**Directions:** Show all lines holding the string "Dictionary".

[START Task inputs]

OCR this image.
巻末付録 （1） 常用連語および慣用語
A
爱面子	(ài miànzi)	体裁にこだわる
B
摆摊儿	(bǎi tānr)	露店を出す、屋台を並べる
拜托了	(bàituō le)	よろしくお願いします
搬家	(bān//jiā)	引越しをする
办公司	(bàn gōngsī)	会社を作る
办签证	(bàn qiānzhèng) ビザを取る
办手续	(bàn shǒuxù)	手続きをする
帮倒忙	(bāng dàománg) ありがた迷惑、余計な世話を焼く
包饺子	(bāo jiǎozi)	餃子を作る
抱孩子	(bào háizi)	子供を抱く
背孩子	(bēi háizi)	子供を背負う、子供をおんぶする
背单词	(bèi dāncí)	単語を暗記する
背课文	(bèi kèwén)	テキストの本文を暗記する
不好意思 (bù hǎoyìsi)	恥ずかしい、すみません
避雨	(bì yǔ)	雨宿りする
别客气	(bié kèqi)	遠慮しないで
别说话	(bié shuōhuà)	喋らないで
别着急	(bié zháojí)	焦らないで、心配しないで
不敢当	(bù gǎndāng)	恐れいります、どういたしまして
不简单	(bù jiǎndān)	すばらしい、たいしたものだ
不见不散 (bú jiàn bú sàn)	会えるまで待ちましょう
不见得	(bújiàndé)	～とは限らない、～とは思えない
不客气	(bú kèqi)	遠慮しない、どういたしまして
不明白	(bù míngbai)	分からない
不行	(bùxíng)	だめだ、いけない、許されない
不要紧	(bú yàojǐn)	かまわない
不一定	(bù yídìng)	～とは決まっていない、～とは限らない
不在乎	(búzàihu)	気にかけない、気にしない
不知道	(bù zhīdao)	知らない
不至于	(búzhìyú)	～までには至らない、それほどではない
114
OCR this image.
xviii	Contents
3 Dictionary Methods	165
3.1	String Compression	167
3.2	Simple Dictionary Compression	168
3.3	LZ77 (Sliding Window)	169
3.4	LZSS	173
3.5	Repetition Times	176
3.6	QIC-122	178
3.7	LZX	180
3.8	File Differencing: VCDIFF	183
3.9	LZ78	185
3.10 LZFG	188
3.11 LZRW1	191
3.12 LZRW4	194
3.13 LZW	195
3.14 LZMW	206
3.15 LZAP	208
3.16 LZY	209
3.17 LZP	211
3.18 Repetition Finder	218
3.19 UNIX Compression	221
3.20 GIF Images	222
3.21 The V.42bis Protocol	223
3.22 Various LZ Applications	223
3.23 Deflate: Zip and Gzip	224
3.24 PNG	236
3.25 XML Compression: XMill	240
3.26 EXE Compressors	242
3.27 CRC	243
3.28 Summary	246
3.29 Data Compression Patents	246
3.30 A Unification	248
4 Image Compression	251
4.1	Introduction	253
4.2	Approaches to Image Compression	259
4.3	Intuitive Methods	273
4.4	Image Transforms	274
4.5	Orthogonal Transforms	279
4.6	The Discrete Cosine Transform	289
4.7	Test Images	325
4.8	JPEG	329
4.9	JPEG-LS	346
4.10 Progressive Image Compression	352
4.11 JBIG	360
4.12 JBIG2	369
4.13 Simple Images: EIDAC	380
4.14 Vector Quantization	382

[END Task inputs]

**Response:**
3 Dictionary Methods	165
3.2	Simple Dictionary Compression	168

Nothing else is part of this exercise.